● WHAT YOU HAVE TO DO
Without the pictures, output the records below word for word.

● DATA SUPPLIED

□ □ □ □ □

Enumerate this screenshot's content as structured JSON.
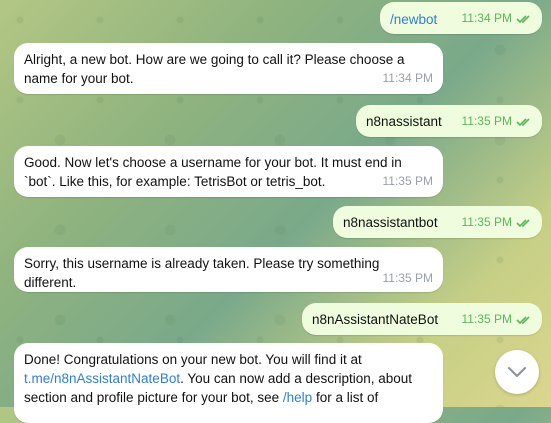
{
  "messages": [
    {
      "dir": "out",
      "text": "/newbot",
      "time": "11:34 PM"
    },
    {
      "dir": "in",
      "text": "Alright, a new bot. How are we going to call it? Please choose a name for your bot.",
      "time": "11:34 PM"
    },
    {
      "dir": "out",
      "text": "n8nassistant",
      "time": "11:35 PM"
    },
    {
      "dir": "in",
      "text": "Good. Now let's choose a username for your bot. It must end in `bot`. Like this, for example: TetrisBot or tetris_bot.",
      "time": "11:35 PM"
    },
    {
      "dir": "out",
      "text": "n8nassistantbot",
      "time": "11:35 PM"
    },
    {
      "dir": "in",
      "text": "Sorry, this username is already taken. Please try something different.",
      "time": "11:35 PM"
    },
    {
      "dir": "out",
      "text": "n8nAssistantNateBot",
      "time": "11:35 PM"
    },
    {
      "dir": "in",
      "text_parts": [
        "Done! Congratulations on your new bot. You will find it at ",
        "t.me/n8nAssistantNateBot",
        ". You can now add a description, about section and profile picture for your bot, see ",
        "/help",
        " for a list of"
      ]
    }
  ],
  "colors": {
    "incoming": "#ffffff",
    "outgoing": "#effdde",
    "link": "#2f7fd0",
    "checks": "#5cb55a"
  },
  "icons": {
    "read_receipt": "double-check-icon",
    "scroll_down": "chevron-down-icon"
  }
}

□ □ □ □ □

● WRITTEN RESPONSE
Enumerate this screenshot's content as structured JSON.
{
  "messages": [
    {
      "dir": "out",
      "text": "/newbot",
      "time": "11:34 PM"
    },
    {
      "dir": "in",
      "text": "Alright, a new bot. How are we going to call it? Please choose a name for your bot.",
      "time": "11:34 PM"
    },
    {
      "dir": "out",
      "text": "n8nassistant",
      "time": "11:35 PM"
    },
    {
      "dir": "in",
      "text": "Good. Now let's choose a username for your bot. It must end in `bot`. Like this, for example: TetrisBot or tetris_bot.",
      "time": "11:35 PM"
    },
    {
      "dir": "out",
      "text": "n8nassistantbot",
      "time": "11:35 PM"
    },
    {
      "dir": "in",
      "text": "Sorry, this username is already taken. Please try something different.",
      "time": "11:35 PM"
    },
    {
      "dir": "out",
      "text": "n8nAssistantNateBot",
      "time": "11:35 PM"
    },
    {
      "dir": "in",
      "text_parts": [
        "Done! Congratulations on your new bot. You will find it at ",
        "t.me/n8nAssistantNateBot",
        ". You can now add a description, about section and profile picture for your bot, see ",
        "/help",
        " for a list of"
      ]
    }
  ],
  "colors": {
    "incoming": "#ffffff",
    "outgoing": "#effdde",
    "link": "#2f7fd0",
    "checks": "#5cb55a"
  },
  "icons": {
    "read_receipt": "double-check-icon",
    "scroll_down": "chevron-down-icon"
  }
}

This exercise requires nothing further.